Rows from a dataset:
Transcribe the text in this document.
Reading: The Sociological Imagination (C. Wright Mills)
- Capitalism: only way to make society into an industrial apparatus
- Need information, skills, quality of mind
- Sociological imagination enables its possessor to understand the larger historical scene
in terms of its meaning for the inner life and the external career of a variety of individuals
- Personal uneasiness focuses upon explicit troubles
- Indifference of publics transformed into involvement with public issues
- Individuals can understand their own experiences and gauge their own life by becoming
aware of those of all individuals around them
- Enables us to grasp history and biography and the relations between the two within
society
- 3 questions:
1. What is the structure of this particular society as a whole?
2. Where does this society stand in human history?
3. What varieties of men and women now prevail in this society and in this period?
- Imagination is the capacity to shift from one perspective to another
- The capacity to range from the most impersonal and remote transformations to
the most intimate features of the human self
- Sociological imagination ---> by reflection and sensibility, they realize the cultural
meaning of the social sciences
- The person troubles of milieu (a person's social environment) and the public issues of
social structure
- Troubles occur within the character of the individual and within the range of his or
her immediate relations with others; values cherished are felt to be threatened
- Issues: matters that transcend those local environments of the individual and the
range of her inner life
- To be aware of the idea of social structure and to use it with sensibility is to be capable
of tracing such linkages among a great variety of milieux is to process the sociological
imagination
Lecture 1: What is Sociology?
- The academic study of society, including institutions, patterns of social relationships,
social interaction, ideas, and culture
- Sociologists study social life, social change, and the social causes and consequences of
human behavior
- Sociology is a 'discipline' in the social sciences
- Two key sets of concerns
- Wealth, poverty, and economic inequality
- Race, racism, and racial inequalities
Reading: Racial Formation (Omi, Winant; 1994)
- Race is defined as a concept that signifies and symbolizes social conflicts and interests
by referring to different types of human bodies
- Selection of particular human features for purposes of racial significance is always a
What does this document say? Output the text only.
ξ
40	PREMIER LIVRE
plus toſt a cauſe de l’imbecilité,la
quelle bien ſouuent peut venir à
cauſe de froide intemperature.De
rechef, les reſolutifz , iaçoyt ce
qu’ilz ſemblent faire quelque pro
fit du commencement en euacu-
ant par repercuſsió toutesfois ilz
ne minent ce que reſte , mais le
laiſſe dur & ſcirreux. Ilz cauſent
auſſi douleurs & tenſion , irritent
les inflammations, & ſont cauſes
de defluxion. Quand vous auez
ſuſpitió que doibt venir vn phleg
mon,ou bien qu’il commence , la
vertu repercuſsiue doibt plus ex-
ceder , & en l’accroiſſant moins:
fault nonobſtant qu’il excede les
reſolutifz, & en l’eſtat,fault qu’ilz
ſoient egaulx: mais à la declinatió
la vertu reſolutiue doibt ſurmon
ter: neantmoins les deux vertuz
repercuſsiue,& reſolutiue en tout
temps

§ **Exercise brief**: Show the lines where the word "inner" appears in the entries.

§ **Task solution**:
in terms of its meaning for the inner life and the external career of a variety of individuals
range of her inner life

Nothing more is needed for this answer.